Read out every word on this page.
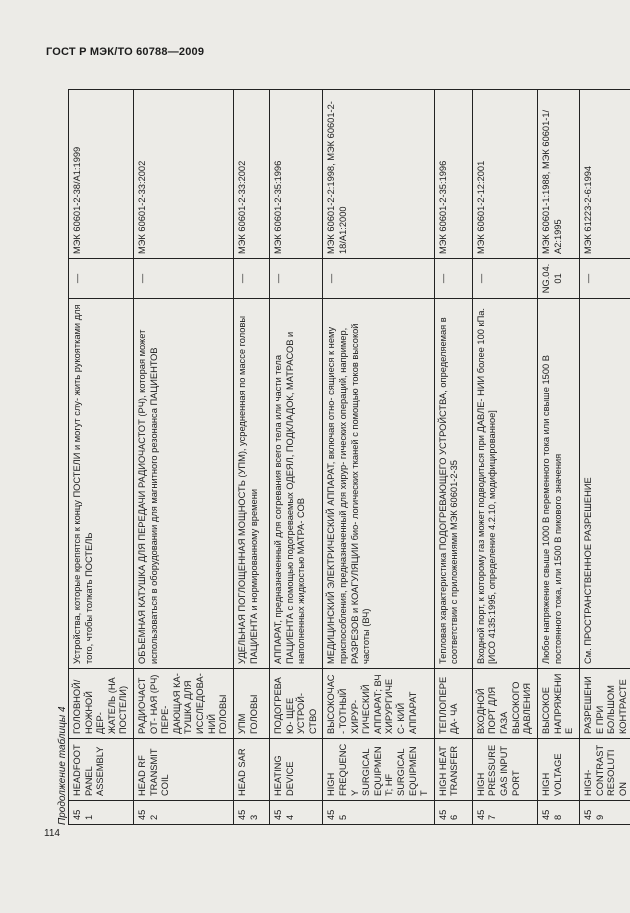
ГОСТ Р МЭК/ТО 60788—2009
Продолжение таблицы 4 451	HEADFOOT PANEL ASSEMBLY	ГОЛОВНОЙ/ НОЖНОЙ ДЕР- ЖАТЕЛЬ (НА ПОСТЕЛИ)	Устройства, которые крепятся к концу ПОСТЕЛИ и могут слу- жить рукоятками для того, чтобы толкать ПОСТЕЛЬ	—	МЭК 60601-2-38/А1:1999
452	HEAD RF TRANSMIT COIL	РАДИОЧАСТОТ- НАЯ (РЧ) ПЕРЕ- ДАЮЩАЯ КА- ТУШКА ДЛЯ ИССЛЕДОВА- НИЙ ГОЛОВЫ	ОБЪЕМНАЯ КАТУШКА ДЛЯ ПЕРЕДАЧИ РАДИОЧАСТОТ (РЧ), которая может использоваться в оборудовании для магнитного резонанса ПАЦИЕНТОВ	—	МЭК 60601-2-33:2002
453	HEAD SAR	УПМ ГОЛОВЫ	УДЕЛЬНАЯ ПОГЛОЩЕННАЯ МОЩНОСТЬ (УПМ), усредненная по массе головы ПАЦИЕНТА и нормированному времени	—	МЭК 60601-2-33:2002
454	HEATING DEVICE	ПОДОГРЕВАЮ- ЩЕЕ УСТРОЙ- СТВО	АППАРАТ, предназначенный для согревания всего тела или части тела ПАЦИЕНТА с помощью подогреваемых ОДЕЯЛ, ПОДКЛАДОК, МАТРАСОВ и наполненных жидкостью МАТРА- СОВ	—	МЭК 60601-2-35:1996
455	HIGH FREQUENCY SURGICAL EQUIPMENT; HF SURGICAL EQUIPMENT	ВЫСОКОЧАС- ТОТНЫЙ ХИРУР- ГИЧЕСКИЙ АППАРАТ; ВЧ ХИРУРГИЧЕС- КИЙ АППАРАТ	МЕДИЦИНСКИЙ ЭЛЕКТРИЧЕСКИЙ АППАРАТ, включая отно- сящиеся к нему приспособления, предназначенный для хирур- гических операций, например, РАЗРЕЗОВ и КОАГУЛЯЦИИ био- логических тканей с помощью токов высокой частоты (ВЧ)	—	МЭК 60601-2-2:1998, МЭК 60601-2-18/А1:2000
456	HIGH HEAT TRANSFER	ТЕПЛОПЕРЕДА- ЧА	Тепловая характеристика ПОДОГРЕВАЮЩЕГО УСТРОЙСТВА, определяемая в соответствии с приложениями МЭК 60601-2-35	—	МЭК 60601-2-35:1996
457	HIGH PRESSURE GAS INPUT PORT	ВХОДНОЙ ПОРТ ДЛЯ ГАЗА ВЫСОКОГО ДАВЛЕНИЯ	Входной порт, к которому газ может подводиться при ДАВЛЕ- НИИ более 100 кПа. [ИСО 4135:1995, определение 4.2.10, модифицированное]	—	МЭК 60601-2-12:2001
458	HIGH VOLTAGE	ВЫСОКОЕ НАПРЯЖЕНИЕ	Любое напряжение свыше 1000 В переменного тока или свыше 1500 В постоянного тока, или 1500 В пикового значения	NG.04.01	МЭК 60601-1:1988, МЭК 60601-1/А2:1995
459	HIGH-CONTRAST RESOLUTION	РАЗРЕШЕНИЕ ПРИ БОЛЬШОМ КОНТРАСТЕ	См. ПРОСТРАНСТВЕННОЕ РАЗРЕШЕНИЕ	—	МЭК 61223-2-6:1994
114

========================

§ **GIVEN INSTRUCTION**:
Omit the images and transcribe all of the records above word for word.

§ **PROBLEM SOLUTION**:
Read out every word on this page.
ГОСТ Р МЭК/ТО 60788—2009
Продолжение таблицы 4 451	HEADFOOT PANEL ASSEMBLY	ГОЛОВНОЙ/ НОЖНОЙ ДЕР- ЖАТЕЛЬ (НА ПОСТЕЛИ)	Устройства, которые крепятся к концу ПОСТЕЛИ и могут слу- жить рукоятками для того, чтобы толкать ПОСТЕЛЬ	—	МЭК 60601-2-38/А1:1999
452	HEAD RF TRANSMIT COIL	РАДИОЧАСТОТ- НАЯ (РЧ) ПЕРЕ- ДАЮЩАЯ КА- ТУШКА ДЛЯ ИССЛЕДОВА- НИЙ ГОЛОВЫ	ОБЪЕМНАЯ КАТУШКА ДЛЯ ПЕРЕДАЧИ РАДИОЧАСТОТ (РЧ), которая может использоваться в оборудовании для магнитного резонанса ПАЦИЕНТОВ	—	МЭК 60601-2-33:2002
453	HEAD SAR	УПМ ГОЛОВЫ	УДЕЛЬНАЯ ПОГЛОЩЕННАЯ МОЩНОСТЬ (УПМ), усредненная по массе головы ПАЦИЕНТА и нормированному времени	—	МЭК 60601-2-33:2002
454	HEATING DEVICE	ПОДОГРЕВАЮ- ЩЕЕ УСТРОЙ- СТВО	АППАРАТ, предназначенный для согревания всего тела или части тела ПАЦИЕНТА с помощью подогреваемых ОДЕЯЛ, ПОДКЛАДОК, МАТРАСОВ и наполненных жидкостью МАТРА- СОВ	—	МЭК 60601-2-35:1996
455	HIGH FREQUENCY SURGICAL EQUIPMENT; HF SURGICAL EQUIPMENT	ВЫСОКОЧАС- ТОТНЫЙ ХИРУР- ГИЧЕСКИЙ АППАРАТ; ВЧ ХИРУРГИЧЕС- КИЙ АППАРАТ	МЕДИЦИНСКИЙ ЭЛЕКТРИЧЕСКИЙ АППАРАТ, включая отно- сящиеся к нему приспособления, предназначенный для хирур- гических операций, например, РАЗРЕЗОВ и КОАГУЛЯЦИИ био- логических тканей с помощью токов высокой частоты (ВЧ)	—	МЭК 60601-2-2:1998, МЭК 60601-2-18/А1:2000
456	HIGH HEAT TRANSFER	ТЕПЛОПЕРЕДА- ЧА	Тепловая характеристика ПОДОГРЕВАЮЩЕГО УСТРОЙСТВА, определяемая в соответствии с приложениями МЭК 60601-2-35	—	МЭК 60601-2-35:1996
457	HIGH PRESSURE GAS INPUT PORT	ВХОДНОЙ ПОРТ ДЛЯ ГАЗА ВЫСОКОГО ДАВЛЕНИЯ	Входной порт, к которому газ может подводиться при ДАВЛЕ- НИИ более 100 кПа. [ИСО 4135:1995, определение 4.2.10, модифицированное]	—	МЭК 60601-2-12:2001
458	HIGH VOLTAGE	ВЫСОКОЕ НАПРЯЖЕНИЕ	Любое напряжение свыше 1000 В переменного тока или свыше 1500 В постоянного тока, или 1500 В пикового значения	NG.04.01	МЭК 60601-1:1988, МЭК 60601-1/А2:1995
459	HIGH-CONTRAST RESOLUTION	РАЗРЕШЕНИЕ ПРИ БОЛЬШОМ КОНТРАСТЕ	См. ПРОСТРАНСТВЕННОЕ РАЗРЕШЕНИЕ	—	МЭК 61223-2-6:1994
114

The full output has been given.